> _TEKS YANG DIBERIKAN_:
========

BANDA ACEH – Pengamat politik Aceh, Taufiq A. Rahim, meminta Satgas Pengawasan yang dibentuk oleh DPR Aceh untuk menjalankan fungsinya secara maksimal. Pasalnya, besaran alokasi dana penanganan Corona di Aceh dinilai sangat rawan terhadap penyelewengan.
“Maka tugas Satgas DPRA dimulai dari bawah ke atas, dibantu relawan independen, sehingga semua disisir tanpa direndom, saya yakin dalam waktu singkat semua diperoleh temuan, baik penyaluran berbagai kebutuhan sembako, penanganan covid-19, dan berbagai masalah sosial baru. Karena data dari atas tidak tepat, sehingga data dari bawah akan berbeda,” ujar Taufiq A Rahim, kepada atjehwatch.com, Rabu malam 6 Mei 2020.

========

> _DATA_:
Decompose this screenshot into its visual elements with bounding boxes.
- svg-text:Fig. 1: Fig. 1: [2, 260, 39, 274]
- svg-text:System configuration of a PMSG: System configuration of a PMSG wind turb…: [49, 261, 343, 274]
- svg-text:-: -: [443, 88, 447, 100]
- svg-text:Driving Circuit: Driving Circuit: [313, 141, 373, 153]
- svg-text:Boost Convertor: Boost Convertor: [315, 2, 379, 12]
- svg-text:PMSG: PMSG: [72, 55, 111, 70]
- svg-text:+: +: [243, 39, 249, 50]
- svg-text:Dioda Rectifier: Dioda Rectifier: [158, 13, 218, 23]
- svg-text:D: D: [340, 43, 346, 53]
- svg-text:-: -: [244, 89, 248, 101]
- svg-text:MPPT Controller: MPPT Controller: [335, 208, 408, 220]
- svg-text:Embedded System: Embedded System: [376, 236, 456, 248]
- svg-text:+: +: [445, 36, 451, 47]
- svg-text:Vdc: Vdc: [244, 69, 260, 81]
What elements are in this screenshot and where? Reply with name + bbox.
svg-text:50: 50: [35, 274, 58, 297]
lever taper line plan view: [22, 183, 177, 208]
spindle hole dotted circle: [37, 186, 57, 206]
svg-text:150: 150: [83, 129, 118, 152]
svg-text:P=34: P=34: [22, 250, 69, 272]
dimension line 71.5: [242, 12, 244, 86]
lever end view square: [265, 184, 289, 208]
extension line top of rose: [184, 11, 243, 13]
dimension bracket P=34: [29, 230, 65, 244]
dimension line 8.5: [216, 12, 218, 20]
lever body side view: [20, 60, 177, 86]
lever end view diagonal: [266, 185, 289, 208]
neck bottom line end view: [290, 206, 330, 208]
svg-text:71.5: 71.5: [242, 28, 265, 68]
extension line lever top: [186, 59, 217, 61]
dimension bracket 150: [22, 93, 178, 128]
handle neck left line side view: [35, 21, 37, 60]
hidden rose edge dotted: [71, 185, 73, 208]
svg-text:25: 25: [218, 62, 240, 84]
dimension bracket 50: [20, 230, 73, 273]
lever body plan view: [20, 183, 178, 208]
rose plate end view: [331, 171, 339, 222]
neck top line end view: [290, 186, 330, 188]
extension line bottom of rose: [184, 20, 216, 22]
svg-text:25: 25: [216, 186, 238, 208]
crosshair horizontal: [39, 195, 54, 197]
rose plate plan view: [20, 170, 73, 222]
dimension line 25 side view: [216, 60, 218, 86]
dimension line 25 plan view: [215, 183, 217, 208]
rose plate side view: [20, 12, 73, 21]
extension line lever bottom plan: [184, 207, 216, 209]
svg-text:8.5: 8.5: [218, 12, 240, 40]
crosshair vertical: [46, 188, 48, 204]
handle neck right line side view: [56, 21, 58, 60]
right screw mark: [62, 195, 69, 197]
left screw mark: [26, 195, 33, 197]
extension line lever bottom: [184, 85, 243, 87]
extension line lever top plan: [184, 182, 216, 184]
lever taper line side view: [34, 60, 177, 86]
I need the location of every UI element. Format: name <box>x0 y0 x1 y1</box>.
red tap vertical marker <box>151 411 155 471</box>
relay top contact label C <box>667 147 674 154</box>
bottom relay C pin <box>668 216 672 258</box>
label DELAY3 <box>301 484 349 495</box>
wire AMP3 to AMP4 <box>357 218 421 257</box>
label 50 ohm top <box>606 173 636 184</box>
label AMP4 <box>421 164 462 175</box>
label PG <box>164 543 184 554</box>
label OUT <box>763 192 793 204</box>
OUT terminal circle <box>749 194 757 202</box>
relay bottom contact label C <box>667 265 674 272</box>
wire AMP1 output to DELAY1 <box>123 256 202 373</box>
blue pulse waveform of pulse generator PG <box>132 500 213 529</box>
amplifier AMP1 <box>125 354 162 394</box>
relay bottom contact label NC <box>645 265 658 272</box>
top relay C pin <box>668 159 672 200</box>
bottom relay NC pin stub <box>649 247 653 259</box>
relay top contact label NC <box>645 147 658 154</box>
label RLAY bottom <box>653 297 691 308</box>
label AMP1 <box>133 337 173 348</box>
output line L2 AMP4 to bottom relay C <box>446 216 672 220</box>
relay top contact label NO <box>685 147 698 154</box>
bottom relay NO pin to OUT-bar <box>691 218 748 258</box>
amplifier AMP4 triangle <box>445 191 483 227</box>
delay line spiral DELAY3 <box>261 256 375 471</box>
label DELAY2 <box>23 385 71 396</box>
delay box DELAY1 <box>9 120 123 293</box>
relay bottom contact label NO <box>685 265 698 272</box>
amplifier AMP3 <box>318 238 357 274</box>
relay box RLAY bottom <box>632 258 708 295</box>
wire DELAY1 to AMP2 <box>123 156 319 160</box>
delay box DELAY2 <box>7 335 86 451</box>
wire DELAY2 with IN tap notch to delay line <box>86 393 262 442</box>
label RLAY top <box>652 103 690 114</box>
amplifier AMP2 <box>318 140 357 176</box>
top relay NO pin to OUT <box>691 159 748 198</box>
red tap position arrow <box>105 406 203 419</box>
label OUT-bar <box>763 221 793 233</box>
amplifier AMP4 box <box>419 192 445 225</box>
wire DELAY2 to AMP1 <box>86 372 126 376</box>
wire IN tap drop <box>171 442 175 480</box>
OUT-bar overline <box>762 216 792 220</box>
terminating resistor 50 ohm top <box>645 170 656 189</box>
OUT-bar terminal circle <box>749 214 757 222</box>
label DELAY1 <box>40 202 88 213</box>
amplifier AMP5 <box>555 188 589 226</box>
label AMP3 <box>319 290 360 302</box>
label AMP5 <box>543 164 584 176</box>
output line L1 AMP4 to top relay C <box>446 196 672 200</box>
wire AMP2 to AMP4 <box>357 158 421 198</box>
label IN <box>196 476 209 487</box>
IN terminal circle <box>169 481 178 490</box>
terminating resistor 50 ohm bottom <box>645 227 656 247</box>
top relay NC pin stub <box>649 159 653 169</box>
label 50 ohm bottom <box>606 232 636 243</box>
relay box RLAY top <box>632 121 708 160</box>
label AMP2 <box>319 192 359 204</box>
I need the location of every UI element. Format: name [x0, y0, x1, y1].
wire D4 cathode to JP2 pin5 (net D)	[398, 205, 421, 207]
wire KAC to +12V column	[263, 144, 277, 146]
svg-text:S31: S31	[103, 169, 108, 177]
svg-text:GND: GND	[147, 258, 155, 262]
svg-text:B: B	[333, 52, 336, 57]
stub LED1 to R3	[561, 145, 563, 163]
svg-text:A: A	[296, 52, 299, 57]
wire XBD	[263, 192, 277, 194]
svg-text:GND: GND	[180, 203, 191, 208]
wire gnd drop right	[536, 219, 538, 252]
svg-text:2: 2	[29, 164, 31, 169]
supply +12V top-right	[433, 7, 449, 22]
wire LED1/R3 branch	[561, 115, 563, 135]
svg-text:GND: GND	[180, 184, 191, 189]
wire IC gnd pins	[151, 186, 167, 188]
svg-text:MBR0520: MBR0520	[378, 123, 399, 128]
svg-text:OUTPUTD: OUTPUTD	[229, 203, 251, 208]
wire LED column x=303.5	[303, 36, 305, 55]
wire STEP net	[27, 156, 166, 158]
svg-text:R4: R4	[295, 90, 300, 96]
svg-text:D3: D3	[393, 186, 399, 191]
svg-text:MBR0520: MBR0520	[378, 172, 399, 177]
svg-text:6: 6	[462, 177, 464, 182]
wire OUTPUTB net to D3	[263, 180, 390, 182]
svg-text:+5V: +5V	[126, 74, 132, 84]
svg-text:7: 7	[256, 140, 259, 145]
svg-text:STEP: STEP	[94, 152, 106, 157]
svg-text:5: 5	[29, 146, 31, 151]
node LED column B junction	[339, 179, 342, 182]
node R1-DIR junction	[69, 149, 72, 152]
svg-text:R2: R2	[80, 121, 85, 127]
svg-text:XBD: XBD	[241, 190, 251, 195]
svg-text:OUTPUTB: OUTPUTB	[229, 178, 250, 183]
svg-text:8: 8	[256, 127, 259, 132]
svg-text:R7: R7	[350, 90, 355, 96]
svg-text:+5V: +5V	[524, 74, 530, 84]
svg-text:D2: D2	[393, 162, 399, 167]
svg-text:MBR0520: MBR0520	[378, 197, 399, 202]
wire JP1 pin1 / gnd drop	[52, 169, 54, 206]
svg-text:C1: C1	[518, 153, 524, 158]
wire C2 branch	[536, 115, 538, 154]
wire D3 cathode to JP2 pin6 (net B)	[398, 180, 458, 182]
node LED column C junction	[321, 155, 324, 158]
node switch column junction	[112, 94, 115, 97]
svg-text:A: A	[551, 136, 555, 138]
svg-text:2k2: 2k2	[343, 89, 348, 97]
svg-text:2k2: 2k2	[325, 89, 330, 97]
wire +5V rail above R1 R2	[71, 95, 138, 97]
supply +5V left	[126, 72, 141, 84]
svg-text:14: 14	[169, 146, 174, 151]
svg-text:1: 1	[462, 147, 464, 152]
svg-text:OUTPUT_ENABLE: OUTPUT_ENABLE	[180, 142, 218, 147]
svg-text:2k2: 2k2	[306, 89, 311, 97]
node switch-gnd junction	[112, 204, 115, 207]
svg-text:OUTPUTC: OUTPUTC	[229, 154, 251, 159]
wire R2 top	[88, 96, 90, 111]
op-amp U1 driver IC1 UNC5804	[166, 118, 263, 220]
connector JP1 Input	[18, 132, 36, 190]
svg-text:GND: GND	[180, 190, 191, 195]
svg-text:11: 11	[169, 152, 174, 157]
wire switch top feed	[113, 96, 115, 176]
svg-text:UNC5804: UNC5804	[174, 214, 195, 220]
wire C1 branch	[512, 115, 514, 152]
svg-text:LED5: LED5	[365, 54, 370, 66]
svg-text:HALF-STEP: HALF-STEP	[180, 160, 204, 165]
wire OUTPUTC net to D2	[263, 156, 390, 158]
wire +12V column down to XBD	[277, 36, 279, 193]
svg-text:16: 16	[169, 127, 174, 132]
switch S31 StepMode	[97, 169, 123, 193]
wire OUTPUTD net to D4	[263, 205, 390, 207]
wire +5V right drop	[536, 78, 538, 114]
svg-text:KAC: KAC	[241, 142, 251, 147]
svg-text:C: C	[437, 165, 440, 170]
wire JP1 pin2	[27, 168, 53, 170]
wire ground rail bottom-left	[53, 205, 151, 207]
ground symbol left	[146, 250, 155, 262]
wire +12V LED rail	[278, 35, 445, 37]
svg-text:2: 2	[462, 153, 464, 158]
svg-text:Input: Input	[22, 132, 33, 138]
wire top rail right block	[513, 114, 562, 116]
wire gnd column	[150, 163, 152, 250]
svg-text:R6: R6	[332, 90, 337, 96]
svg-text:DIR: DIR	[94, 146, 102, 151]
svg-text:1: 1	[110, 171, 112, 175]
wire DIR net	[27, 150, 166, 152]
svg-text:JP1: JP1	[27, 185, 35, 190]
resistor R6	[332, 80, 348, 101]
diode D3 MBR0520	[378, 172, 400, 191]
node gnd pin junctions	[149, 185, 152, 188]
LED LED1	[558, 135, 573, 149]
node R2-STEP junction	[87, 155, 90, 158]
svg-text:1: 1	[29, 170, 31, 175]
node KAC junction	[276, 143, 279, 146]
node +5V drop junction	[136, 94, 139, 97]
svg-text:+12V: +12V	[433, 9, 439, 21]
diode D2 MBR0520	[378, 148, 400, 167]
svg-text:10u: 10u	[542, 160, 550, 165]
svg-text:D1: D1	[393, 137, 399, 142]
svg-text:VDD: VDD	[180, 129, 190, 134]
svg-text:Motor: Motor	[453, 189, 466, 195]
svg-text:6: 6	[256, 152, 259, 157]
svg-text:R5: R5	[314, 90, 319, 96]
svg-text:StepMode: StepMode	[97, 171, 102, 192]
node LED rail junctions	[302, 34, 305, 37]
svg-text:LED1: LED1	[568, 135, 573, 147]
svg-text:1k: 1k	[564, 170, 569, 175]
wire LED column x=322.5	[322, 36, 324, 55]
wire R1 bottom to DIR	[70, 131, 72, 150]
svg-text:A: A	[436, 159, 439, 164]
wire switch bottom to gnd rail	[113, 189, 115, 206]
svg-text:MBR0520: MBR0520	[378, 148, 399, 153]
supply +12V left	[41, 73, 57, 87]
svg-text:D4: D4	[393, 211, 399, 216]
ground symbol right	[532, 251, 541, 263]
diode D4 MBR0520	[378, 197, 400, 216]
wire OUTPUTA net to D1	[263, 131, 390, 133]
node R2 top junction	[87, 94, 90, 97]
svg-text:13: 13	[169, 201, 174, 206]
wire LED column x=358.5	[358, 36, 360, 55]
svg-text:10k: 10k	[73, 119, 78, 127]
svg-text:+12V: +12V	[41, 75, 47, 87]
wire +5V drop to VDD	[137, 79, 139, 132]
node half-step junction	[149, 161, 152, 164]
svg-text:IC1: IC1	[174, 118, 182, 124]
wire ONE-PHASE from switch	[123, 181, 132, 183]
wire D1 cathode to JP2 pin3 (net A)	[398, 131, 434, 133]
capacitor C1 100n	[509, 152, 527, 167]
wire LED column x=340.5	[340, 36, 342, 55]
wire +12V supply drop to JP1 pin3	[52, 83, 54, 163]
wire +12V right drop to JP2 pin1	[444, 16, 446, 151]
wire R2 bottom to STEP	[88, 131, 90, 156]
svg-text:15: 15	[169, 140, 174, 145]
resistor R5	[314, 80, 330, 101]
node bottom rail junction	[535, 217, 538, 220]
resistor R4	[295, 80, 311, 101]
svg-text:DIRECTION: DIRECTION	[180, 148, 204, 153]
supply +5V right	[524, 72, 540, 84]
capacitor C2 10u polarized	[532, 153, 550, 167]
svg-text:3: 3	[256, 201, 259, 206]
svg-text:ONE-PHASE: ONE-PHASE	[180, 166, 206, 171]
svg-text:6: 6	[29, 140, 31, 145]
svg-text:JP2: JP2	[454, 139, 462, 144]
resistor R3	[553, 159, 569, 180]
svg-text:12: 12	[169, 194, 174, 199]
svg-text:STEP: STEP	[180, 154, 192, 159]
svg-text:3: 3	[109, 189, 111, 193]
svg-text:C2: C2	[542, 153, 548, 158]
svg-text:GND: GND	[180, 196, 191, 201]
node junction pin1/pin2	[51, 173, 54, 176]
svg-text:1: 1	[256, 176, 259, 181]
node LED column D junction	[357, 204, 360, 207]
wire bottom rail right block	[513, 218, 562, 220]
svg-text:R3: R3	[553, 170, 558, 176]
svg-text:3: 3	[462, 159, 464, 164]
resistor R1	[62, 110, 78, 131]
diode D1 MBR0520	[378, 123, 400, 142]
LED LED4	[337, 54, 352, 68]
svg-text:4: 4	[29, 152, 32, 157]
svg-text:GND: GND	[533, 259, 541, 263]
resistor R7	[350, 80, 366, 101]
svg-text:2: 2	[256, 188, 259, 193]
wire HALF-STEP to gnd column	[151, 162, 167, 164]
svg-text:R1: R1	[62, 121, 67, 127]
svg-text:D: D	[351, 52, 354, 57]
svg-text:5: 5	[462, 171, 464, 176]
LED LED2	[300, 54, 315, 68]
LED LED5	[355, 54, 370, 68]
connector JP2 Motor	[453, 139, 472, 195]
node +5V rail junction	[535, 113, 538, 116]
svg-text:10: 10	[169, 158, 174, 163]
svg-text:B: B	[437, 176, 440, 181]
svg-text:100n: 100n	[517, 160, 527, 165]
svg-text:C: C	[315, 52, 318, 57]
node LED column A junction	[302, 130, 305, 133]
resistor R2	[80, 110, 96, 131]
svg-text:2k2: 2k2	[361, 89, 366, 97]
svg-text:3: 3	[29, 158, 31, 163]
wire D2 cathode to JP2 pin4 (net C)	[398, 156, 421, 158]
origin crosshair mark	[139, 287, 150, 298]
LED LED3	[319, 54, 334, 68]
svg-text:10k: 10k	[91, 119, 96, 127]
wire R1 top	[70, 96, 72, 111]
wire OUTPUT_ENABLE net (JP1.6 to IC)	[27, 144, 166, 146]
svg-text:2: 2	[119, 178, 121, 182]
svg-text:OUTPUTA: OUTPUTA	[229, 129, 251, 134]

========

> _YANG DIMINTA_:
Tuliskan lanjutan berita tentang pengawasan dana penanganan Corona di Aceh, dimulai setelah kalimat terakhir yang ada. Materi tersebut tidak berhubungan dengan berita ini.

> _JAWABAN TUGAS_:
Maka, kata Taufiq, memang kerja Satgas harus efektif, tepat sasaran, efisien dan terkesan oposisi.
“Maka yang bertugas adalah independen, bukan orang dibawah koordinasi eksekutif (Plt. Gubernur dan jajarannya), karena Plt. Gubernur juga pimpinan atau ketua partai politik yang berlaku oligarki politik, sehingga maksud pengawasan dari Satgas DPRA pasti tidak berhasil sebagaimana diharapkan masyarakat.”
“Jika tidak efektif tim ini h(Satgas-red) anya mengejar SK dan honor, sebaiknya dibubarkan saja dan nenghabiskan uang rakyat saja.”
Di luar hal tadi, kata Taufiq, terbentuk Satuan Tugas (Satgas) Pengawasan Penganan corona virus disease 2019 (Covid-19) oleh Dewan Perwakilan Rakyat Aceh (DPRA) merupakan suatu langkah maju di tengah tanda tanya rakyat Aceh.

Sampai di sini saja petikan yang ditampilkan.